■ Collected data:
----------

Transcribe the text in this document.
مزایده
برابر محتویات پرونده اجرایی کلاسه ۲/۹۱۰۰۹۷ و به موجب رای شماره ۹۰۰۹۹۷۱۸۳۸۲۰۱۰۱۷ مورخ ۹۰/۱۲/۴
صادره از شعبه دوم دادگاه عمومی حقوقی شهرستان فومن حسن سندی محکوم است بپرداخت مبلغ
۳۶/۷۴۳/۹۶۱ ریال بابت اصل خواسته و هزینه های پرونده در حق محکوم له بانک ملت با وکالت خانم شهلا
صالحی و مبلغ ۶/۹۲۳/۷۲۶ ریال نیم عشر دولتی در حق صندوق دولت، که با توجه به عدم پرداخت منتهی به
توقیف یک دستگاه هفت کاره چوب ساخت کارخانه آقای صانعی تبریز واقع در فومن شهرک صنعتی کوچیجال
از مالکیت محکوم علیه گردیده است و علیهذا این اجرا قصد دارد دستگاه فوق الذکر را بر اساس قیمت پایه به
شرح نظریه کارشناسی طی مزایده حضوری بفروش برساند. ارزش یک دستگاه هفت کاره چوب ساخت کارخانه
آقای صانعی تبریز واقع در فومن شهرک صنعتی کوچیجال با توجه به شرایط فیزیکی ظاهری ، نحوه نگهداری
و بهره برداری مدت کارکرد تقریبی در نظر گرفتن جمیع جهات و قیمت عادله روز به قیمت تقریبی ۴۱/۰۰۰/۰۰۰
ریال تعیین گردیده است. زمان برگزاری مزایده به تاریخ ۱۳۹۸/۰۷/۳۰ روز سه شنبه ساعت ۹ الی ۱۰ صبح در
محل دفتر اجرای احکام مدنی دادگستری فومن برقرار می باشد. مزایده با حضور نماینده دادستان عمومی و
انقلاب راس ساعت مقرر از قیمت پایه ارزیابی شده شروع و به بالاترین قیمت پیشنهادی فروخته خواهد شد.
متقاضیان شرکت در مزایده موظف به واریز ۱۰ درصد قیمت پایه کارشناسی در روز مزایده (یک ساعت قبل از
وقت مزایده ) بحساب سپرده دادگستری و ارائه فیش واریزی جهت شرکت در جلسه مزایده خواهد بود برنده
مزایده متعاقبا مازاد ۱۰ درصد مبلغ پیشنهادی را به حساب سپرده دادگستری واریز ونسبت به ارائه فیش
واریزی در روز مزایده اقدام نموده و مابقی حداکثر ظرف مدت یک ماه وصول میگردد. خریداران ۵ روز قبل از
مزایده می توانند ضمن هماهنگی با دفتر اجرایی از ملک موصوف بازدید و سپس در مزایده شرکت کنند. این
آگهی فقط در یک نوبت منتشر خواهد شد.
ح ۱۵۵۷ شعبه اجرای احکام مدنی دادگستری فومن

----------

■ TASK INSTRUCTIONS: Repeat each record exactly, leaving nothing out.

■ EXPECTED ANSWER:
Transcribe the text in this document.
مزایده
برابر محتویات پرونده اجرایی کلاسه ۲/۹۱۰۰۹۷ و به موجب رای شماره ۹۰۰۹۹۷۱۸۳۸۲۰۱۰۱۷ مورخ ۹۰/۱۲/۴
صادره از شعبه دوم دادگاه عمومی حقوقی شهرستان فومن حسن سندی محکوم است بپرداخت مبلغ
۳۶/۷۴۳/۹۶۱ ریال بابت اصل خواسته و هزینه های پرونده در حق محکوم له بانک ملت با وکالت خانم شهلا
صالحی و مبلغ ۶/۹۲۳/۷۲۶ ریال نیم عشر دولتی در حق صندوق دولت، که با توجه به عدم پرداخت منتهی به
توقیف یک دستگاه هفت کاره چوب ساخت کارخانه آقای صانعی تبریز واقع در فومن شهرک صنعتی کوچیجال
از مالکیت محکوم علیه گردیده است و علیهذا این اجرا قصد دارد دستگاه فوق الذکر را بر اساس قیمت پایه به
شرح نظریه کارشناسی طی مزایده حضوری بفروش برساند. ارزش یک دستگاه هفت کاره چوب ساخت کارخانه
آقای صانعی تبریز واقع در فومن شهرک صنعتی کوچیجال با توجه به شرایط فیزیکی ظاهری ، نحوه نگهداری
و بهره برداری مدت کارکرد تقریبی در نظر گرفتن جمیع جهات و قیمت عادله روز به قیمت تقریبی ۴۱/۰۰۰/۰۰۰
ریال تعیین گردیده است. زمان برگزاری مزایده به تاریخ ۱۳۹۸/۰۷/۳۰ روز سه شنبه ساعت ۹ الی ۱۰ صبح در
محل دفتر اجرای احکام مدنی دادگستری فومن برقرار می باشد. مزایده با حضور نماینده دادستان عمومی و
انقلاب راس ساعت مقرر از قیمت پایه ارزیابی شده شروع و به بالاترین قیمت پیشنهادی فروخته خواهد شد.
متقاضیان شرکت در مزایده موظف به واریز ۱۰ درصد قیمت پایه کارشناسی در روز مزایده (یک ساعت قبل از
وقت مزایده ) بحساب سپرده دادگستری و ارائه فیش واریزی جهت شرکت در جلسه مزایده خواهد بود برنده
مزایده متعاقبا مازاد ۱۰ درصد مبلغ پیشنهادی را به حساب سپرده دادگستری واریز ونسبت به ارائه فیش
واریزی در روز مزایده اقدام نموده و مابقی حداکثر ظرف مدت یک ماه وصول میگردد. خریداران ۵ روز قبل از
مزایده می توانند ضمن هماهنگی با دفتر اجرایی از ملک موصوف بازدید و سپس در مزایده شرکت کنند. این
آگهی فقط در یک نوبت منتشر خواهد شد.
ح ۱۵۵۷ شعبه اجرای احکام مدنی دادگستری فومن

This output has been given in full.